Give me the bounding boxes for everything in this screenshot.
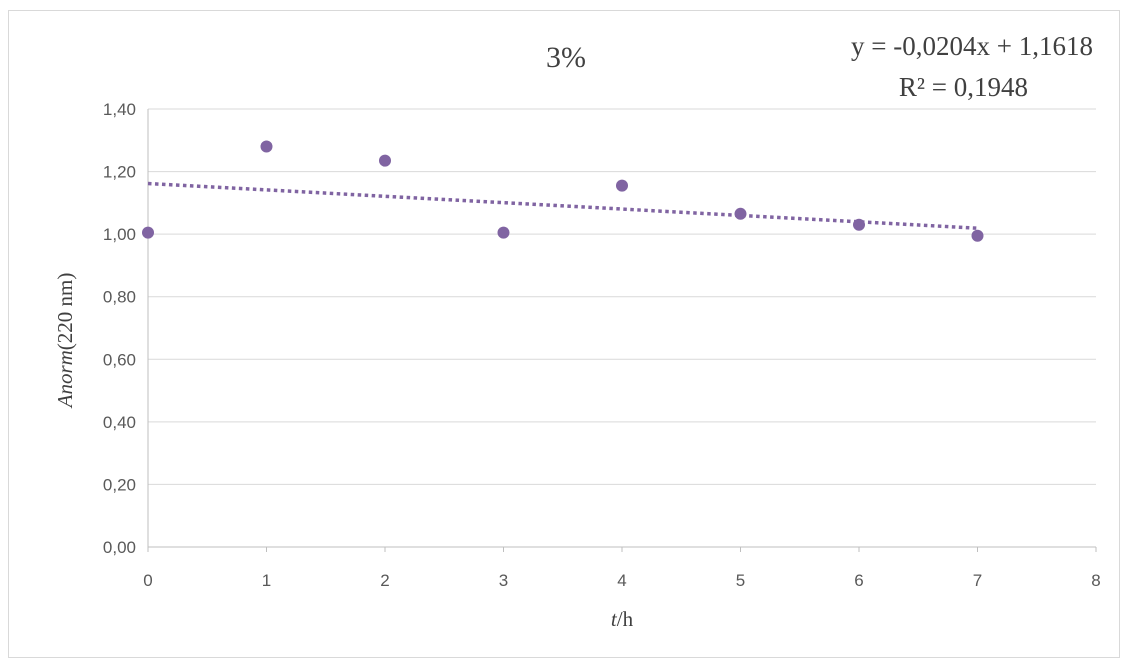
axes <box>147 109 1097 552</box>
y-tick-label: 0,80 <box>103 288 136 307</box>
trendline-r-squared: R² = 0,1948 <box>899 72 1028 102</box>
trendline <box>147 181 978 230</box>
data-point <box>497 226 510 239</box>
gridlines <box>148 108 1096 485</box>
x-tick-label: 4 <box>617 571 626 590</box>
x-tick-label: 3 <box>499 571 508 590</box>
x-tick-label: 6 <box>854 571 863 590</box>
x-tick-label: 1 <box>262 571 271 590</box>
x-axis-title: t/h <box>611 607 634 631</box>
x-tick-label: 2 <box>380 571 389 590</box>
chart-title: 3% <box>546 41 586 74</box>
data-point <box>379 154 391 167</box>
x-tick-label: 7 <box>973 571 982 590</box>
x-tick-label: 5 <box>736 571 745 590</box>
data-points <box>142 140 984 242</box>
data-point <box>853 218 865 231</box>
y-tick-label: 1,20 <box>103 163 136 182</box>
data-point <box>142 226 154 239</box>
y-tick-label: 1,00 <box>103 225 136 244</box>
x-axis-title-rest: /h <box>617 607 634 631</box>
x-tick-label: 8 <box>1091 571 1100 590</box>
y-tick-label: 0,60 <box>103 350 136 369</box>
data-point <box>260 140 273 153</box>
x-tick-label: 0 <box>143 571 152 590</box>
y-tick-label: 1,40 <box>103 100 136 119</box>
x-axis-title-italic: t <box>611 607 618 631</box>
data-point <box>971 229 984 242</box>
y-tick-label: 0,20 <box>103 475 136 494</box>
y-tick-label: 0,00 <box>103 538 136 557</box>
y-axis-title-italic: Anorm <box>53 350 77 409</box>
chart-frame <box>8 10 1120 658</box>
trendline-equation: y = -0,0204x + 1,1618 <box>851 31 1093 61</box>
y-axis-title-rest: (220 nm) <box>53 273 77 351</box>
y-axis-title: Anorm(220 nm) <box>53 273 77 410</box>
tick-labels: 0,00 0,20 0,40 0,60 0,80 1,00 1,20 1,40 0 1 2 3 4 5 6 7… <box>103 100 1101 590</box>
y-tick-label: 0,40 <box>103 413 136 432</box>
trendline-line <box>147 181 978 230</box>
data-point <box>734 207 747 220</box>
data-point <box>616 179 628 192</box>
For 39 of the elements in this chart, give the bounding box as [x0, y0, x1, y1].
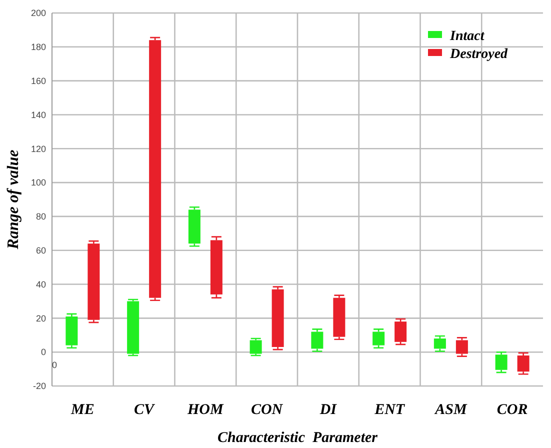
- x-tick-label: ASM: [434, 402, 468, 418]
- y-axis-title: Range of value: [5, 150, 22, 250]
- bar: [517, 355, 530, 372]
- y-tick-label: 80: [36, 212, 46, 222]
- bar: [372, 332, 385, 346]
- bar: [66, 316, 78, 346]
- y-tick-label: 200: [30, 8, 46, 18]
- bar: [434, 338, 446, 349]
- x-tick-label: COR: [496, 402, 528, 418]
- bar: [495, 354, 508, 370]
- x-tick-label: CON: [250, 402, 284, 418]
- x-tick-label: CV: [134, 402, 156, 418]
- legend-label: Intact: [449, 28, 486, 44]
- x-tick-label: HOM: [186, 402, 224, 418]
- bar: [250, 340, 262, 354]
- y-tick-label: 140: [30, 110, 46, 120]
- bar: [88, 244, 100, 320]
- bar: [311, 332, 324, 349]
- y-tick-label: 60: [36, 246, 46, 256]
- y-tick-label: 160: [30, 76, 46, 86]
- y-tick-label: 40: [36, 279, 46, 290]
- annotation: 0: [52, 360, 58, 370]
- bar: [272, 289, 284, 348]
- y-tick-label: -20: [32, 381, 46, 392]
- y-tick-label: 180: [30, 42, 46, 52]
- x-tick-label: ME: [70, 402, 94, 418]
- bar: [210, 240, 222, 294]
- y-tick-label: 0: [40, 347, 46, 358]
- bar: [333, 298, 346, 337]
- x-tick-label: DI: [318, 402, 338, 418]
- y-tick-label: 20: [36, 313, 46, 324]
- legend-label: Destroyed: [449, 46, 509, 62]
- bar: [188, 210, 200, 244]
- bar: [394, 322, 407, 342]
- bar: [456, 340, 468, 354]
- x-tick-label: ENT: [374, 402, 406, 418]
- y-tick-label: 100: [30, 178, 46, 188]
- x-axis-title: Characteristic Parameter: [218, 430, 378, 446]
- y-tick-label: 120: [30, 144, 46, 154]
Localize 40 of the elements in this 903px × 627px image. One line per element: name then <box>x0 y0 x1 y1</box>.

━━━━━━━━━━

__TASK GOAL__. Switch "elements" to "items" throughout the listing above, keeping everything else the same, and leave out the pictures.

__CORRECT RESULT__.
Give me the bounding boxes for everything in this screenshot.
axes <box>147 109 1097 552</box>
y-tick-label: 0,80 <box>103 288 136 307</box>
trendline-r-squared: R² = 0,1948 <box>899 72 1028 102</box>
trendline <box>147 181 978 230</box>
data-point <box>497 226 510 239</box>
gridlines <box>148 108 1096 485</box>
x-tick-label: 4 <box>617 571 626 590</box>
x-tick-label: 3 <box>499 571 508 590</box>
x-tick-label: 6 <box>854 571 863 590</box>
x-tick-label: 1 <box>262 571 271 590</box>
x-axis-title: t/h <box>611 607 634 631</box>
x-tick-label: 2 <box>380 571 389 590</box>
chart-title: 3% <box>546 41 586 74</box>
data-point <box>379 154 391 167</box>
x-tick-label: 7 <box>973 571 982 590</box>
x-tick-label: 5 <box>736 571 745 590</box>
data-points <box>142 140 984 242</box>
data-point <box>853 218 865 231</box>
y-tick-label: 1,20 <box>103 163 136 182</box>
data-point <box>142 226 154 239</box>
y-tick-label: 1,00 <box>103 225 136 244</box>
x-axis-title-rest: /h <box>617 607 634 631</box>
x-tick-label: 8 <box>1091 571 1100 590</box>
y-tick-label: 0,60 <box>103 350 136 369</box>
data-point <box>260 140 273 153</box>
x-tick-label: 0 <box>143 571 152 590</box>
y-tick-label: 1,40 <box>103 100 136 119</box>
x-axis-title-italic: t <box>611 607 618 631</box>
data-point <box>971 229 984 242</box>
y-tick-label: 0,20 <box>103 475 136 494</box>
y-tick-label: 0,00 <box>103 538 136 557</box>
y-axis-title-italic: Anorm <box>53 350 77 409</box>
chart-frame <box>8 10 1120 658</box>
trendline-equation: y = -0,0204x + 1,1618 <box>851 31 1093 61</box>
y-axis-title-rest: (220 nm) <box>53 273 77 351</box>
y-axis-title: Anorm(220 nm) <box>53 273 77 410</box>
tick-labels: 0,00 0,20 0,40 0,60 0,80 1,00 1,20 1,40 0 1 2 3 4 5 6 7… <box>103 100 1101 590</box>
y-tick-label: 0,40 <box>103 413 136 432</box>
trendline-line <box>147 181 978 230</box>
data-point <box>734 207 747 220</box>
data-point <box>616 179 628 192</box>
For 39 of the items in this chart, give the bounding box as [x0, y0, x1, y1].
- x-tick-label: ASM: [434, 402, 468, 418]
- y-axis-title: Range of value: [5, 150, 22, 250]
- bar: [517, 355, 530, 372]
- y-tick-label: 80: [36, 212, 46, 222]
- bar: [372, 332, 385, 346]
- bar: [66, 316, 78, 346]
- y-tick-label: 200: [30, 8, 46, 18]
- bar: [434, 338, 446, 349]
- x-tick-label: COR: [496, 402, 528, 418]
- bar: [495, 354, 508, 370]
- x-tick-label: CON: [250, 402, 284, 418]
- x-tick-label: CV: [134, 402, 156, 418]
- legend-label: Intact: [449, 28, 486, 44]
- x-tick-label: HOM: [186, 402, 224, 418]
- bar: [250, 340, 262, 354]
- y-tick-label: 140: [30, 110, 46, 120]
- bar: [88, 244, 100, 320]
- bar: [311, 332, 324, 349]
- y-tick-label: 60: [36, 246, 46, 256]
- y-tick-label: 160: [30, 76, 46, 86]
- y-tick-label: 40: [36, 279, 46, 290]
- annotation: 0: [52, 360, 58, 370]
- bar: [272, 289, 284, 348]
- y-tick-label: -20: [32, 381, 46, 392]
- y-tick-label: 180: [30, 42, 46, 52]
- x-tick-label: ME: [70, 402, 94, 418]
- bar: [210, 240, 222, 294]
- y-tick-label: 0: [40, 347, 46, 358]
- bar: [333, 298, 346, 337]
- x-tick-label: DI: [318, 402, 338, 418]
- y-tick-label: 20: [36, 313, 46, 324]
- legend-label: Destroyed: [449, 46, 509, 62]
- bar: [188, 210, 200, 244]
- bar: [394, 322, 407, 342]
- bar: [456, 340, 468, 354]
- x-tick-label: ENT: [374, 402, 406, 418]
- y-tick-label: 100: [30, 178, 46, 188]
- x-axis-title: Characteristic Parameter: [218, 430, 378, 446]
- y-tick-label: 120: [30, 144, 46, 154]
Localize 40 of the items in this 903px × 627px image. One line per element: name then <box>x0 y0 x1 y1</box>.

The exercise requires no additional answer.